- Extract provided:
The ‘hero’ of Kuruthi is Ibrahim (Roshan Mathew), a devout young man who isn’t sure of the payoffs of piety. He is in mourning for his wife and daughter who perished in a landslide a year ago. He continues to live in his old house on a hill because he does not want to let go of the memories.
There is only one other house in the area. It is inhabited by Sumathi (Srindaa) and her elder brother Preman (Manikandarajan), who, too, lost his wife in the landslide. Besides performing household chores for the family, Suma cooks lunch and dinner for Ibrahim and his cantankerous father Moosa (Mamukkoya) and his impressionable brother Resul (Naslen).
Towards the day that the action pans out – it begins with Ibrahim waking up at the crack of dawn in preparation for his morning ablutions for his prayers at a nearby mosque – a knock on the door as the family awaits the delivery of dinner triggers a chain of events that quickly spiral out of control.
The ground for this flashpoint is prepared gently. The two-hour film provides firm suggestions of the gathering storm in its first 20-odd minutes. There is strife in the air. A Muslim shopkeeper has been killed by a young boy. A nest of wasps and a snake from a temple – both of which come into play, if only tangentially, later on in the film – are mentioned as the first rays of the sun begin to dispel the pre-dawn darkness.
A community elder asks: “Where is the country headed?” The answer is provided in a subsequent conversation. One group has arrogance of power and the other has the courage that stems from knowing that they have nothing to lose, the elderly man says. We are caught between the two and nobody cares about us, he surmises. “My mind is full of doubts,” is all that Ibrahim can muster in response to that dire prognosis.
Back home, Ibrahim’s crotchety father, bound to a reclining armchair and dependent on a urinary catheter, gets into a slanging match with his younger son, a boy seething with anger over the wrongs that he believes his co-religionists are subjected to.
As the evening wears on, sub-inspector Sathyan (Murali Gopy) barges into the house with a handcuffed murder accused, Vishnu (Sagar Surya), following an attack on a posse of policemen escorting the killer through the forest.
The bridge out of the jungle, damaged in the floods, is still unusable and a trek through the alternative route to a police station several hours away is fraught with danger. The SI decides, without so much as a by-your-leave, to hole up in Ibrahim’s home until daybreak.

- Task instructions:
**1)** Using the Kuruthi review, decide whether each statement below agrees with it: (a) Ibrahim's wife and daughter died in a landslide a year earlier; (b) Sumathi shares her house with her younger brother Preman; (c) the film runs about three hours. For each, answer yes or no and quote the words of the review that decide it.
**2)** Carry on the Kuruthi review from the point where it stops.

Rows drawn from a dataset
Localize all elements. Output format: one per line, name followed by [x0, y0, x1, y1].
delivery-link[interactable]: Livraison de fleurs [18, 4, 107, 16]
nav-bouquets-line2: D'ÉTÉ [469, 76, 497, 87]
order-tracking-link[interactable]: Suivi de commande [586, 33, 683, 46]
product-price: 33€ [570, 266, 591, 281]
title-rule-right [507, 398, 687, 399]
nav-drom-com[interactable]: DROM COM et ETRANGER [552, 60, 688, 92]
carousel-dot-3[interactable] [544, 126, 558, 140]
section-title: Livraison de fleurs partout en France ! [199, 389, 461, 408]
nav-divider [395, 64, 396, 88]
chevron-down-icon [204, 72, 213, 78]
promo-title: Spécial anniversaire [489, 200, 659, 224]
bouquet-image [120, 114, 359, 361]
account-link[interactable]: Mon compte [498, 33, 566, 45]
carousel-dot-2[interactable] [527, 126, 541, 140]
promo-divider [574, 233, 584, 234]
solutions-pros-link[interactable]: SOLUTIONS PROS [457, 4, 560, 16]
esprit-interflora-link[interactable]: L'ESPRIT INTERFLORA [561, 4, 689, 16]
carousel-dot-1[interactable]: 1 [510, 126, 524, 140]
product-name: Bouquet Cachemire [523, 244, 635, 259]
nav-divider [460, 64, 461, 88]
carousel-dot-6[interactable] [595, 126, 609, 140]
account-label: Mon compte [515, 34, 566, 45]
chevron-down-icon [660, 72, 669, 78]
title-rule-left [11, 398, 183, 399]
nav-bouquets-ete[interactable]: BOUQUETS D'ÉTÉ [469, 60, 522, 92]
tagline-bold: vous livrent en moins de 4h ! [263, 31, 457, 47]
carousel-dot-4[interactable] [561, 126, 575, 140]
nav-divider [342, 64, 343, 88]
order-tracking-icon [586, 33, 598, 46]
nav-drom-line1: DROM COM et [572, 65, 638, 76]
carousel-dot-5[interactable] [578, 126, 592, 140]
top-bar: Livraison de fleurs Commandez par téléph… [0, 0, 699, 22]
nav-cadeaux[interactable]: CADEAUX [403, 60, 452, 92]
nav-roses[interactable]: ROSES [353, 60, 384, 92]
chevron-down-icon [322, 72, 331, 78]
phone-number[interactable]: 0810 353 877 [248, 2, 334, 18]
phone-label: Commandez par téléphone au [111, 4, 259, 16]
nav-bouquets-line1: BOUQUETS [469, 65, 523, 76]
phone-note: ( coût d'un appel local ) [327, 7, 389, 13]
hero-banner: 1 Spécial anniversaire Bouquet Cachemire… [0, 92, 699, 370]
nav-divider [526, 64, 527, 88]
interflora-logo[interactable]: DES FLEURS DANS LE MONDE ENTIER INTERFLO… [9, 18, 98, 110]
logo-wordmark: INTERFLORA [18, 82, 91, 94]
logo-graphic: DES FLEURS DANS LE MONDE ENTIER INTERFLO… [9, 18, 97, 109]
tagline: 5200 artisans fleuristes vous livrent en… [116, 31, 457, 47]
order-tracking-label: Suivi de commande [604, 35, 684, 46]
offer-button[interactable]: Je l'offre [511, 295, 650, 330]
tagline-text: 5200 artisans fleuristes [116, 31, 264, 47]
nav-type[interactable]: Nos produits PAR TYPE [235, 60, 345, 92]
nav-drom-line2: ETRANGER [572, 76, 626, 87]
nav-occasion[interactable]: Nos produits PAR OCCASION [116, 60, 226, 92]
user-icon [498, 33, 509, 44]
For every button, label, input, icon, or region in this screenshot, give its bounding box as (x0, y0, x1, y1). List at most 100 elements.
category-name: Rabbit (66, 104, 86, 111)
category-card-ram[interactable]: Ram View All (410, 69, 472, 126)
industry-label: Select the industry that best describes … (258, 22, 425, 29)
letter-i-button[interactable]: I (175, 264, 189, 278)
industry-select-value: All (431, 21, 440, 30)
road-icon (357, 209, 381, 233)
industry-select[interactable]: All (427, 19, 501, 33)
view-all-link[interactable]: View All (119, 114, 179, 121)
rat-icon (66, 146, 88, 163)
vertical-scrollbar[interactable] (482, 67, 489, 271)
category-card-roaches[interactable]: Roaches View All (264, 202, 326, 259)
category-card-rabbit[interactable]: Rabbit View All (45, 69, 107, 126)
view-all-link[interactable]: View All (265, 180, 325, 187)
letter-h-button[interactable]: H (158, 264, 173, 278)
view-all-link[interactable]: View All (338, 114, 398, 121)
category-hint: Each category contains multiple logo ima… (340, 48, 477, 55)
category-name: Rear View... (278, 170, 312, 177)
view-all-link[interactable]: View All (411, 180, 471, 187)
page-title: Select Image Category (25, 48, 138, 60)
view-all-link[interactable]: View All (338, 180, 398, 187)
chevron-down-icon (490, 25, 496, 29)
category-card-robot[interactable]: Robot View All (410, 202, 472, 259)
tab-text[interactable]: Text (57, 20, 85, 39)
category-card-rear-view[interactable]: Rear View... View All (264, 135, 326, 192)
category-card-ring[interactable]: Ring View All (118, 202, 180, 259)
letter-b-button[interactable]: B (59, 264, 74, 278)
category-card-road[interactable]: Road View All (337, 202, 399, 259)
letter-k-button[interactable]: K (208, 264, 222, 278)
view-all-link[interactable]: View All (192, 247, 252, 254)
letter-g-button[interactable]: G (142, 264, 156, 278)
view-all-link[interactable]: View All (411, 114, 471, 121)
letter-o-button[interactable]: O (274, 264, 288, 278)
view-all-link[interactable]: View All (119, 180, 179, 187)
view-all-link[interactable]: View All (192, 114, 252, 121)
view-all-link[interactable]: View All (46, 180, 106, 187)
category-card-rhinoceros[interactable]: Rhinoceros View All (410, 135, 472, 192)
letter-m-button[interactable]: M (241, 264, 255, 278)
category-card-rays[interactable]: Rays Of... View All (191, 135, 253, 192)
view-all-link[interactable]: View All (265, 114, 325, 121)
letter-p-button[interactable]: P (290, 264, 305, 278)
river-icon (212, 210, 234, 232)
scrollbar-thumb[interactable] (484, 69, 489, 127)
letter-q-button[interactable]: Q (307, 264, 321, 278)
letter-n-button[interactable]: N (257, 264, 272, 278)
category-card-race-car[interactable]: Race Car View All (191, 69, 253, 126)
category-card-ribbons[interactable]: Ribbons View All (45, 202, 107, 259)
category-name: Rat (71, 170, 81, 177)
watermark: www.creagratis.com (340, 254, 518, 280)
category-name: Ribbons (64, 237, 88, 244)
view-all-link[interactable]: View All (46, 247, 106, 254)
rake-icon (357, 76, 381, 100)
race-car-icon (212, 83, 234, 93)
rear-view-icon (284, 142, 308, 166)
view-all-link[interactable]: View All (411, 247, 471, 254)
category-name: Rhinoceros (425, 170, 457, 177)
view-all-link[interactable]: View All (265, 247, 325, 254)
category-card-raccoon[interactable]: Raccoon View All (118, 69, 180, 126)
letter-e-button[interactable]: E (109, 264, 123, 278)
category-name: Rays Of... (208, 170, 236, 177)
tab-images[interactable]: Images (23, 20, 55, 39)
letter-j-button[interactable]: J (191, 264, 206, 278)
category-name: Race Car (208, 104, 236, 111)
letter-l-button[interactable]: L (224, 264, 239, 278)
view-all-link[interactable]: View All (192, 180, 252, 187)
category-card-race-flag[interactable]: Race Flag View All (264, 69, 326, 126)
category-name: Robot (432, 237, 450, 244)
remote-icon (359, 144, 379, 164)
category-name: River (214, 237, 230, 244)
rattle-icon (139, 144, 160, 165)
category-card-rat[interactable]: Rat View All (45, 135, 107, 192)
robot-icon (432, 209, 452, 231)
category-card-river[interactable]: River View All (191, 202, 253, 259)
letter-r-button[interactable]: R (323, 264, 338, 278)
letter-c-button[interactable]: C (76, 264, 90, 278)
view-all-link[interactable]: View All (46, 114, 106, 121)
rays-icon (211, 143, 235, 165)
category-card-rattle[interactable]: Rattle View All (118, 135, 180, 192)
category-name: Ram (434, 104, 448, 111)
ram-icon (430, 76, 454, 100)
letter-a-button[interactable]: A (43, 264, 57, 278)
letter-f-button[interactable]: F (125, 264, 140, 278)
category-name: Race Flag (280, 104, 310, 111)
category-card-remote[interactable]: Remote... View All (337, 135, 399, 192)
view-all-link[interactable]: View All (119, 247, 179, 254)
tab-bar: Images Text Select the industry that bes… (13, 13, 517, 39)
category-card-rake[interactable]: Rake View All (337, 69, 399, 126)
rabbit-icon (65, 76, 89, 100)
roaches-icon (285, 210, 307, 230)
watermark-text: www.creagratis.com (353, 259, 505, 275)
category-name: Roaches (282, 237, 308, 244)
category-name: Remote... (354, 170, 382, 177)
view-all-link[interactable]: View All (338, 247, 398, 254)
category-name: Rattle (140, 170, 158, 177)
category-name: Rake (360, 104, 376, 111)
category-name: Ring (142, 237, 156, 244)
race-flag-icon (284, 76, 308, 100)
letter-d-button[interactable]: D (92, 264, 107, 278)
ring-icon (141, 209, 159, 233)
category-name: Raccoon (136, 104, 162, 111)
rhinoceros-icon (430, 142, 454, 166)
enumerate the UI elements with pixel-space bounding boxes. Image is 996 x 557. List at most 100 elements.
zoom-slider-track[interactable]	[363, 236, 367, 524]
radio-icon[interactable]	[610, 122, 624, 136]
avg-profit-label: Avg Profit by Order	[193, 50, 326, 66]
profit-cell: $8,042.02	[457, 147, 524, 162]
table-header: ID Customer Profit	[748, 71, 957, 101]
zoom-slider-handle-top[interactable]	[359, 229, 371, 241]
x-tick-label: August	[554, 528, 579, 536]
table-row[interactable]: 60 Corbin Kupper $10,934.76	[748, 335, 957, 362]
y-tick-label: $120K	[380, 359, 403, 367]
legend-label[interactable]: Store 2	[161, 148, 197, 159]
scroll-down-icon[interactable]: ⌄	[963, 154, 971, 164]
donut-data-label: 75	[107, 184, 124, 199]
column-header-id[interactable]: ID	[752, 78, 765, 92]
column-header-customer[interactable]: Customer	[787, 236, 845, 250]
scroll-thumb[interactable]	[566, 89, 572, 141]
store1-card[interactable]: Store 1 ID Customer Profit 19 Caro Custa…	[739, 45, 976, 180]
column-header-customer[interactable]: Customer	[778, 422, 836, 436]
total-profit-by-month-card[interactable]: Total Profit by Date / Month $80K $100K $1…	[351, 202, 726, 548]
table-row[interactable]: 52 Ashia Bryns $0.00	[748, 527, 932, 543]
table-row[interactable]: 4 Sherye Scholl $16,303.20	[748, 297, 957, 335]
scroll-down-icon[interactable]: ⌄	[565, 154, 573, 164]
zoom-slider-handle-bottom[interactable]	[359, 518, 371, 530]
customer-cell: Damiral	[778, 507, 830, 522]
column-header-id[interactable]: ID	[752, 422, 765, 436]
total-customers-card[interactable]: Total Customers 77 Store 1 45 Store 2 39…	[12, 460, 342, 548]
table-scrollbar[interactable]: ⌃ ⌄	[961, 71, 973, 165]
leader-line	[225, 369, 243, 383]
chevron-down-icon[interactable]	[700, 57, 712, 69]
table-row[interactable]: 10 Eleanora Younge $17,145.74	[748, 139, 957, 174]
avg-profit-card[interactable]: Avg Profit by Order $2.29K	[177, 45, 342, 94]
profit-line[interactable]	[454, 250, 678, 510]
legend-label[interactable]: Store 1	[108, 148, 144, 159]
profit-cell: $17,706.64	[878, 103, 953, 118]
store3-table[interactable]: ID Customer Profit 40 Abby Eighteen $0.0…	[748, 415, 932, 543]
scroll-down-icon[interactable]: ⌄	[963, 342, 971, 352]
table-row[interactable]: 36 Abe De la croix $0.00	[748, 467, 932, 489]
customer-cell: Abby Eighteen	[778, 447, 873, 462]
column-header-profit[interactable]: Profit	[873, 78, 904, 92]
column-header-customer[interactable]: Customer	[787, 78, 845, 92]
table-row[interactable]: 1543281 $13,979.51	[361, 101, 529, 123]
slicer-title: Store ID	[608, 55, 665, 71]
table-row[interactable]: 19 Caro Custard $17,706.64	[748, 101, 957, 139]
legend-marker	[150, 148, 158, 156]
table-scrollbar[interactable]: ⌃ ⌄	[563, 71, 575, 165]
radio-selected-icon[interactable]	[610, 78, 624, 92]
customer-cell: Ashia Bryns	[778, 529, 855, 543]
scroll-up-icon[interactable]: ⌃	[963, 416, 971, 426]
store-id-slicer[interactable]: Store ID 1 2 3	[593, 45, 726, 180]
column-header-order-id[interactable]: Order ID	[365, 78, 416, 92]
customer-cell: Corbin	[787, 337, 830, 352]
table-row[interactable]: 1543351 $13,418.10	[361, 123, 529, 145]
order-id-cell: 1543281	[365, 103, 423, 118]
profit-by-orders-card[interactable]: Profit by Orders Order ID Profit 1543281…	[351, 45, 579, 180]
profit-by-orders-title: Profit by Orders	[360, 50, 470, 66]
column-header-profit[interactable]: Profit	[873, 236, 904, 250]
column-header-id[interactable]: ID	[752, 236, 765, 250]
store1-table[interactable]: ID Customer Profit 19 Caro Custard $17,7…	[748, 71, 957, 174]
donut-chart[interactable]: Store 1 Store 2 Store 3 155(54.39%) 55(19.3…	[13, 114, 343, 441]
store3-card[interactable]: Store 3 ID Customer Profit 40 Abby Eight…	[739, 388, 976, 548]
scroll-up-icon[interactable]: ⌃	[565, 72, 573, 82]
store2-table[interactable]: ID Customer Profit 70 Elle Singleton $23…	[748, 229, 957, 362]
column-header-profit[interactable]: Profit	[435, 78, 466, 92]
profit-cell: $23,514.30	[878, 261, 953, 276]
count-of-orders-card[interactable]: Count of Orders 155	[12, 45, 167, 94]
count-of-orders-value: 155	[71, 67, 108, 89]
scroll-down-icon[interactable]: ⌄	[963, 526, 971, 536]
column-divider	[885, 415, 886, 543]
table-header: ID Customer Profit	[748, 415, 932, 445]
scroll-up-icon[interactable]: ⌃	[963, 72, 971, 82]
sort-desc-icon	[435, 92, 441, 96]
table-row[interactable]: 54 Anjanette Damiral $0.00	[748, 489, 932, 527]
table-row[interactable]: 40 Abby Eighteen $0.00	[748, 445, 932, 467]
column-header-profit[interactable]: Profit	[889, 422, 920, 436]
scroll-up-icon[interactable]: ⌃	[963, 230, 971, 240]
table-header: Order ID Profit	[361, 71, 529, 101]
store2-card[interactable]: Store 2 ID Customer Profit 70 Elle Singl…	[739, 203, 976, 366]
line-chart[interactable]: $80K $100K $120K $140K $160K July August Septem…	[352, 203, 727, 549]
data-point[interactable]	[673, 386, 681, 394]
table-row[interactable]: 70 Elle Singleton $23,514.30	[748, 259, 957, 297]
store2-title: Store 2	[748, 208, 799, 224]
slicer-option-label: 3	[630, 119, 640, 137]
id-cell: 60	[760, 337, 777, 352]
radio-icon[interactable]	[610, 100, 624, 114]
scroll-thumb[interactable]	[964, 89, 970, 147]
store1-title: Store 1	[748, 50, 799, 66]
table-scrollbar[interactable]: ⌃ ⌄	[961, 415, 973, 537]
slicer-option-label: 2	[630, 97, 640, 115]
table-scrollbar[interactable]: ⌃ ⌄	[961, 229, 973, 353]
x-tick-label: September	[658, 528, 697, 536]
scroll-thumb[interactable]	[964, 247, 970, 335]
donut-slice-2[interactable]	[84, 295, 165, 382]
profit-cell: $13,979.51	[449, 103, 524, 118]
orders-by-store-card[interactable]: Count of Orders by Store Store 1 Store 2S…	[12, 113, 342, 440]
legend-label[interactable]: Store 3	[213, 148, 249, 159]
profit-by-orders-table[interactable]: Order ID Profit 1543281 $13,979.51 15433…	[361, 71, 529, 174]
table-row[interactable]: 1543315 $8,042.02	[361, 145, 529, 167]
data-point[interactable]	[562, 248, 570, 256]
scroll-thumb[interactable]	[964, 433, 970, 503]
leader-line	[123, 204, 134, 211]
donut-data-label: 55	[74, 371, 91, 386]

- Answers in order:
**1)**
(a) Yes: "He is in mourning for his wife and daughter who perished in a landslide a year ago."
(b) No: "It is inhabited by Sumathi (Srindaa) and her elder brother Preman (Manikandarajan)"
(c) No: "The two-hour film provides firm suggestions of the gathering storm in its first 20-odd minutes."

**2)**
As the sub-inspector chalks out his plan for the night, Suma arrives with dinner. The cop forbids her to leave. She serves the men rice and beef curry. Vishnu, free momentarily of his handcuffs, gorges on the food. Resul takes a dig at him. The two hot-headed teenagers, dripping vitriol, argue over their religious beliefs.
It becomes apparent soon enough that the men who attacked the police party in the forest aren’t going to give up. Over one-third of the way into the film, the star of the show, Prithviraj Sukumaran in the guise of Laiq, shows up along with Ibrahim’s friend and Resul’s mentor Kareem (Shine Tom Chacko).
As the tension mounts for the men and Suma, Abinandhan Ramanujam’s camera flits from face to face to capture a gamut of emotions. At other times, it glides across the room and the house to reveal elements that define the people who live there.
The performances are from the top drawer. Roshan Mathew is impressive as the taciturn Ibrahim. The script does well to lend substance to the secondary characters. Srindaa and Mamukkoya make the most of the opportunities and steal many a scene. Much more thought needed to have gone into the role essayed by Prithviraj, who does his best with what the writing offers him.
Kuruthi deserves applause for daring to point to the flip side of independence – the kind that leads people to believe they can do anything to anyone when their sentiments are hurt. If only the critique of religious intolerance had been less facile, the film would have hit home much harder. That would have been the difference between what Kuruthi is and what it could have been.